§ **RECORDS SUPPLIED**:
○ ○ ○ ○ ○

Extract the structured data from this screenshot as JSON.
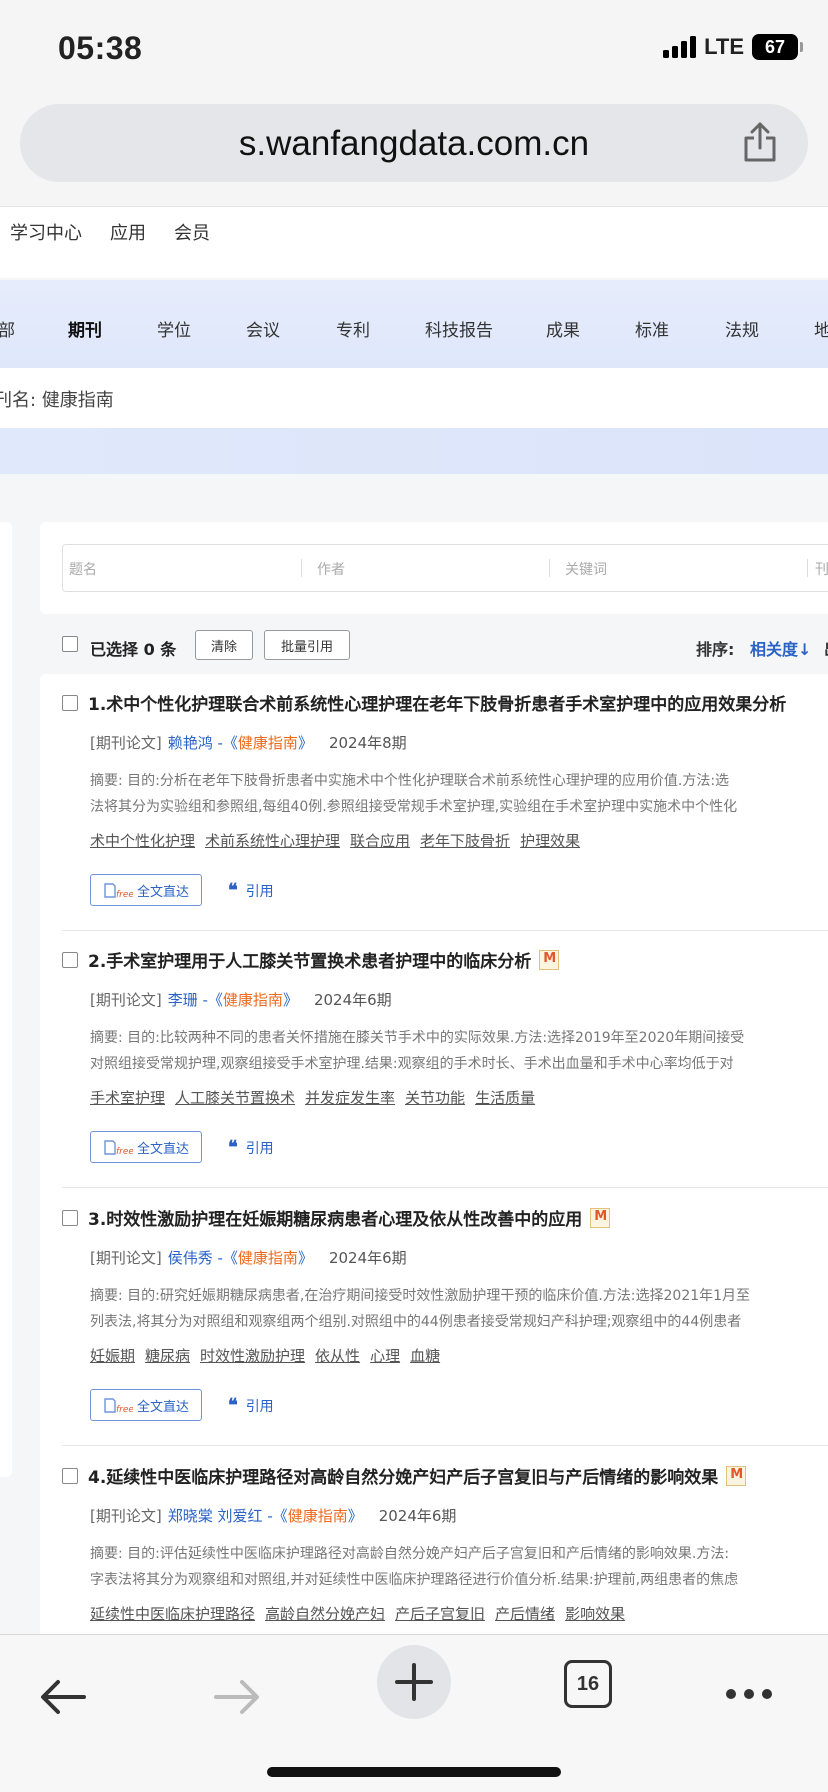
{
  "status": {
    "time": "05:38",
    "network": "LTE",
    "battery": "67"
  },
  "browser": {
    "url": "s.wanfangdata.com.cn",
    "tab_count": "16"
  },
  "site_nav": [
    "学习中心",
    "应用",
    "会员"
  ],
  "tabs": [
    "部",
    "期刊",
    "学位",
    "会议",
    "专利",
    "科技报告",
    "成果",
    "标准",
    "法规",
    "地"
  ],
  "active_tab": "期刊",
  "filter": {
    "label": "刊名: 健康指南"
  },
  "search_fields": [
    "题名",
    "作者",
    "关键词",
    "刊"
  ],
  "toolbar": {
    "selected_text": "已选择 0 条",
    "clear_label": "清除",
    "batch_cite_label": "批量引用",
    "sort_label": "排序:",
    "sort_value": "相关度↓",
    "sort_more": "出"
  },
  "result_actions": {
    "fulltext_label": "全文直达",
    "cite_label": "引用"
  },
  "results": [
    {
      "title": "1.术中个性化护理联合术前系统性心理护理在老年下肢骨折患者手术室护理中的应用效果分析",
      "type": "[期刊论文]",
      "authors": "赖艳鸿",
      "journal": "健康指南",
      "issue": "2024年8期",
      "abstract_1": "摘要: 目的:分析在老年下肢骨折患者中实施术中个性化护理联合术前系统性心理护理的应用价值.方法:选",
      "abstract_2": "法将其分为实验组和参照组,每组40例.参照组接受常规手术室护理,实验组在手术室护理中实施术中个性化",
      "keywords": [
        "术中个性化护理",
        "术前系统性心理护理",
        "联合应用",
        "老年下肢骨折",
        "护理效果"
      ]
    },
    {
      "title": "2.手术室护理用于人工膝关节置换术患者护理中的临床分析",
      "type": "[期刊论文]",
      "authors": "李珊",
      "journal": "健康指南",
      "issue": "2024年6期",
      "abstract_1": "摘要: 目的:比较两种不同的患者关怀措施在膝关节手术中的实际效果.方法:选择2019年至2020年期间接受",
      "abstract_2": "对照组接受常规护理,观察组接受手术室护理.结果:观察组的手术时长、手术出血量和手术中心率均低于对",
      "keywords": [
        "手术室护理",
        "人工膝关节置换术",
        "并发症发生率",
        "关节功能",
        "生活质量"
      ]
    },
    {
      "title": "3.时效性激励护理在妊娠期糖尿病患者心理及依从性改善中的应用",
      "type": "[期刊论文]",
      "authors": "侯伟秀",
      "journal": "健康指南",
      "issue": "2024年6期",
      "abstract_1": "摘要: 目的:研究妊娠期糖尿病患者,在治疗期间接受时效性激励护理干预的临床价值.方法:选择2021年1月至",
      "abstract_2": "列表法,将其分为对照组和观察组两个组别.对照组中的44例患者接受常规妇产科护理;观察组中的44例患者",
      "keywords": [
        "妊娠期",
        "糖尿病",
        "时效性激励护理",
        "依从性",
        "心理",
        "血糖"
      ]
    },
    {
      "title": "4.延续性中医临床护理路径对高龄自然分娩产妇产后子宫复旧与产后情绪的影响效果",
      "type": "[期刊论文]",
      "authors": "郑晓棠    刘爱红",
      "journal": "健康指南",
      "issue": "2024年6期",
      "abstract_1": "摘要: 目的:评估延续性中医临床护理路径对高龄自然分娩产妇产后子宫复旧和产后情绪的影响效果.方法:",
      "abstract_2": "字表法将其分为观察组和对照组,并对延续性中医临床护理路径进行价值分析.结果:护理前,两组患者的焦虑",
      "keywords": [
        "延续性中医临床护理路径",
        "高龄自然分娩产妇",
        "产后子宫复旧",
        "产后情绪",
        "影响效果"
      ]
    }
  ],
  "icons": {
    "share": "share-icon",
    "back": "back-arrow-icon",
    "forward": "forward-arrow-icon",
    "new_tab": "plus-icon",
    "tabs": "tabs-icon",
    "more": "more-icon",
    "free": "free-fulltext-icon",
    "quote": "quote-icon",
    "open_access": "m-badge-icon"
  },
  "colors": {
    "link_blue": "#2a63c5",
    "journal_orange": "#ee6a1e",
    "band_blue": "#e0e8fb"
  }
}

○ ○ ○ ○ ○

§ **DIRECTIONS**: Write out the whole listing again, exactly, with no pictures.

§ **EXERCISE SOLUTION**:
Extract the structured data from this screenshot as JSON.
{
  "status": {
    "time": "05:38",
    "network": "LTE",
    "battery": "67"
  },
  "browser": {
    "url": "s.wanfangdata.com.cn",
    "tab_count": "16"
  },
  "site_nav": [
    "学习中心",
    "应用",
    "会员"
  ],
  "tabs": [
    "部",
    "期刊",
    "学位",
    "会议",
    "专利",
    "科技报告",
    "成果",
    "标准",
    "法规",
    "地"
  ],
  "active_tab": "期刊",
  "filter": {
    "label": "刊名: 健康指南"
  },
  "search_fields": [
    "题名",
    "作者",
    "关键词",
    "刊"
  ],
  "toolbar": {
    "selected_text": "已选择 0 条",
    "clear_label": "清除",
    "batch_cite_label": "批量引用",
    "sort_label": "排序:",
    "sort_value": "相关度↓",
    "sort_more": "出"
  },
  "result_actions": {
    "fulltext_label": "全文直达",
    "cite_label": "引用"
  },
  "results": [
    {
      "title": "1.术中个性化护理联合术前系统性心理护理在老年下肢骨折患者手术室护理中的应用效果分析",
      "type": "[期刊论文]",
      "authors": "赖艳鸿",
      "journal": "健康指南",
      "issue": "2024年8期",
      "abstract_1": "摘要: 目的:分析在老年下肢骨折患者中实施术中个性化护理联合术前系统性心理护理的应用价值.方法:选",
      "abstract_2": "法将其分为实验组和参照组,每组40例.参照组接受常规手术室护理,实验组在手术室护理中实施术中个性化",
      "keywords": [
        "术中个性化护理",
        "术前系统性心理护理",
        "联合应用",
        "老年下肢骨折",
        "护理效果"
      ]
    },
    {
      "title": "2.手术室护理用于人工膝关节置换术患者护理中的临床分析",
      "type": "[期刊论文]",
      "authors": "李珊",
      "journal": "健康指南",
      "issue": "2024年6期",
      "abstract_1": "摘要: 目的:比较两种不同的患者关怀措施在膝关节手术中的实际效果.方法:选择2019年至2020年期间接受",
      "abstract_2": "对照组接受常规护理,观察组接受手术室护理.结果:观察组的手术时长、手术出血量和手术中心率均低于对",
      "keywords": [
        "手术室护理",
        "人工膝关节置换术",
        "并发症发生率",
        "关节功能",
        "生活质量"
      ]
    },
    {
      "title": "3.时效性激励护理在妊娠期糖尿病患者心理及依从性改善中的应用",
      "type": "[期刊论文]",
      "authors": "侯伟秀",
      "journal": "健康指南",
      "issue": "2024年6期",
      "abstract_1": "摘要: 目的:研究妊娠期糖尿病患者,在治疗期间接受时效性激励护理干预的临床价值.方法:选择2021年1月至",
      "abstract_2": "列表法,将其分为对照组和观察组两个组别.对照组中的44例患者接受常规妇产科护理;观察组中的44例患者",
      "keywords": [
        "妊娠期",
        "糖尿病",
        "时效性激励护理",
        "依从性",
        "心理",
        "血糖"
      ]
    },
    {
      "title": "4.延续性中医临床护理路径对高龄自然分娩产妇产后子宫复旧与产后情绪的影响效果",
      "type": "[期刊论文]",
      "authors": "郑晓棠    刘爱红",
      "journal": "健康指南",
      "issue": "2024年6期",
      "abstract_1": "摘要: 目的:评估延续性中医临床护理路径对高龄自然分娩产妇产后子宫复旧和产后情绪的影响效果.方法:",
      "abstract_2": "字表法将其分为观察组和对照组,并对延续性中医临床护理路径进行价值分析.结果:护理前,两组患者的焦虑",
      "keywords": [
        "延续性中医临床护理路径",
        "高龄自然分娩产妇",
        "产后子宫复旧",
        "产后情绪",
        "影响效果"
      ]
    }
  ],
  "icons": {
    "share": "share-icon",
    "back": "back-arrow-icon",
    "forward": "forward-arrow-icon",
    "new_tab": "plus-icon",
    "tabs": "tabs-icon",
    "more": "more-icon",
    "free": "free-fulltext-icon",
    "quote": "quote-icon",
    "open_access": "m-badge-icon"
  },
  "colors": {
    "link_blue": "#2a63c5",
    "journal_orange": "#ee6a1e",
    "band_blue": "#e0e8fb"
  }
}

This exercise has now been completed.